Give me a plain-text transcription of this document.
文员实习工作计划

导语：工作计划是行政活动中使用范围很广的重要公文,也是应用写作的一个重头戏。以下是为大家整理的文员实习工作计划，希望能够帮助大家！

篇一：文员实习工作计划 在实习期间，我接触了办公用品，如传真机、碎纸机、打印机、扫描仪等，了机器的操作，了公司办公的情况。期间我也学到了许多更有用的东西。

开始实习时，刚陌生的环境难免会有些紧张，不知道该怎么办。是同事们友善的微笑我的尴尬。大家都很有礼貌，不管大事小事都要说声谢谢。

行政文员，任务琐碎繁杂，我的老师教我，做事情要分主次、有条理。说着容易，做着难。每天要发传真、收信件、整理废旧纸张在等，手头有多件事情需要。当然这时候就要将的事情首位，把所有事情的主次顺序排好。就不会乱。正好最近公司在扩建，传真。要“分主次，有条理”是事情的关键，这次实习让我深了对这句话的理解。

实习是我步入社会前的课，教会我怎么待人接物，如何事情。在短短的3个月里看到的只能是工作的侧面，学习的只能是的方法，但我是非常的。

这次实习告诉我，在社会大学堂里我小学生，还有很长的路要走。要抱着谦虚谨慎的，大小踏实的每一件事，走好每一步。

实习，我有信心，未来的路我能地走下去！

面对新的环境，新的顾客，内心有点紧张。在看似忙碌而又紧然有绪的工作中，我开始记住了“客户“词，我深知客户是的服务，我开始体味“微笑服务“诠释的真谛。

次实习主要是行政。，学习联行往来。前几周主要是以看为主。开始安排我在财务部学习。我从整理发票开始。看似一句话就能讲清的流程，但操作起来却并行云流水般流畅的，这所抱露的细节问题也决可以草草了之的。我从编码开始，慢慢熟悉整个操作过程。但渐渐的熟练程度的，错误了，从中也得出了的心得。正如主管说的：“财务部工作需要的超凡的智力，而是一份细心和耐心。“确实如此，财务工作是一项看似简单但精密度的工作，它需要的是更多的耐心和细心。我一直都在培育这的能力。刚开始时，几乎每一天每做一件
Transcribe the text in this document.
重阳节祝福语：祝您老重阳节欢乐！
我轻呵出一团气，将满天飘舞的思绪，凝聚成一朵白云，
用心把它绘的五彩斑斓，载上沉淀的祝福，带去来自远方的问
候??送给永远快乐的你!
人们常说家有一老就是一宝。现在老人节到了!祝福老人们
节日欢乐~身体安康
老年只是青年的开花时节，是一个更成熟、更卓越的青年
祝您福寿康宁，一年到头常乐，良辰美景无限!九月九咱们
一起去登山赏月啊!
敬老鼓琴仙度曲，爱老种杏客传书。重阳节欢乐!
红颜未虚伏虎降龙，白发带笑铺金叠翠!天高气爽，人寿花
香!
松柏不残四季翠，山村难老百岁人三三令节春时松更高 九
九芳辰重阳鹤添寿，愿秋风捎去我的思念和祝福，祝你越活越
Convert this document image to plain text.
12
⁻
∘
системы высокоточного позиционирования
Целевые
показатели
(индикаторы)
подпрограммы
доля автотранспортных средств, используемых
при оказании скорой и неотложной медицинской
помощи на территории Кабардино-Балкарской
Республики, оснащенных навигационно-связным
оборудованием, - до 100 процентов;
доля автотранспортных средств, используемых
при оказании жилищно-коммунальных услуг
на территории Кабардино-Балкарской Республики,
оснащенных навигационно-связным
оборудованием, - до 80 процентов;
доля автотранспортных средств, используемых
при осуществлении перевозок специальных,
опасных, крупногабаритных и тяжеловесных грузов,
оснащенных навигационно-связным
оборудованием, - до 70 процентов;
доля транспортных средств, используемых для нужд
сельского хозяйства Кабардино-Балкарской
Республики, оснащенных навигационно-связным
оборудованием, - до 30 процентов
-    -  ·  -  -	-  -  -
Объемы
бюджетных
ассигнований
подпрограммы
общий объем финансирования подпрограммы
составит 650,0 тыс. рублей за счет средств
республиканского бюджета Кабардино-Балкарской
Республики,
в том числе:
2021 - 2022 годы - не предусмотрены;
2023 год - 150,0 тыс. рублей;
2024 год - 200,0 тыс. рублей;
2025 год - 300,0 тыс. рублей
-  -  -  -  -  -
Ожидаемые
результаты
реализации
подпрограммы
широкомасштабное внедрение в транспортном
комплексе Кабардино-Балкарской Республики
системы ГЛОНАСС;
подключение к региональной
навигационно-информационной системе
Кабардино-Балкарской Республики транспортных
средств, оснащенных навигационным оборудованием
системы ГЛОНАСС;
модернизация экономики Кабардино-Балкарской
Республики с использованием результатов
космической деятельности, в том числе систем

GIVEN TASK
Using the records above, select and copy every line that has the word "Балкарской".

SOLUTION BELOW
помощи на территории Кабардино-Балкарской
на территории Кабардино-Балкарской Республики,
сельского хозяйства Кабардино-Балкарской
республиканского бюджета Кабардино-Балкарской
комплексе Кабардино-Балкарской Республики
Кабардино-Балкарской Республики транспортных
модернизация экономики Кабардино-Балкарской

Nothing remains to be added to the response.